What is needed:
Could you transcribe the material below exactly, without leaving out a single line?

Entries shown:
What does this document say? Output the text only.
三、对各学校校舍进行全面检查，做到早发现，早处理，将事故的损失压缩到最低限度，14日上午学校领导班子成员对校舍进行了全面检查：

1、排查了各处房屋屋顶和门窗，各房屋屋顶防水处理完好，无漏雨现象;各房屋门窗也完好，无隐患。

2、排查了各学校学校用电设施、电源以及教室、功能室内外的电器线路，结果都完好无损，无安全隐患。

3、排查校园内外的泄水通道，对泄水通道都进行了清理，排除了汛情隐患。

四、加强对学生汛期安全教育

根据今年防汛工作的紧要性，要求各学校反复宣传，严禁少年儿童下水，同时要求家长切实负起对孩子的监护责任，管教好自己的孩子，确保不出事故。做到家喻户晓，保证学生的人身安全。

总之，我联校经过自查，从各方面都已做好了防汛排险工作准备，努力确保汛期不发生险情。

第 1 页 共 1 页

Finished exercise:
What does this document say? Output the text only.
三、对各学校校舍进行全面检查，做到早发现，早处理，将事故的损失压缩到最低限度，14日上午学校领导班子成员对校舍进行了全面检查：

1、排查了各处房屋屋顶和门窗，各房屋屋顶防水处理完好，无漏雨现象;各房屋门窗也完好，无隐患。

2、排查了各学校学校用电设施、电源以及教室、功能室内外的电器线路，结果都完好无损，无安全隐患。

3、排查校园内外的泄水通道，对泄水通道都进行了清理，排除了汛情隐患。

四、加强对学生汛期安全教育

根据今年防汛工作的紧要性，要求各学校反复宣传，严禁少年儿童下水，同时要求家长切实负起对孩子的监护责任，管教好自己的孩子，确保不出事故。做到家喻户晓，保证学生的人身安全。

总之，我联校经过自查，从各方面都已做好了防汛排险工作准备，努力确保汛期不发生险情。

第 1 页 共 1 页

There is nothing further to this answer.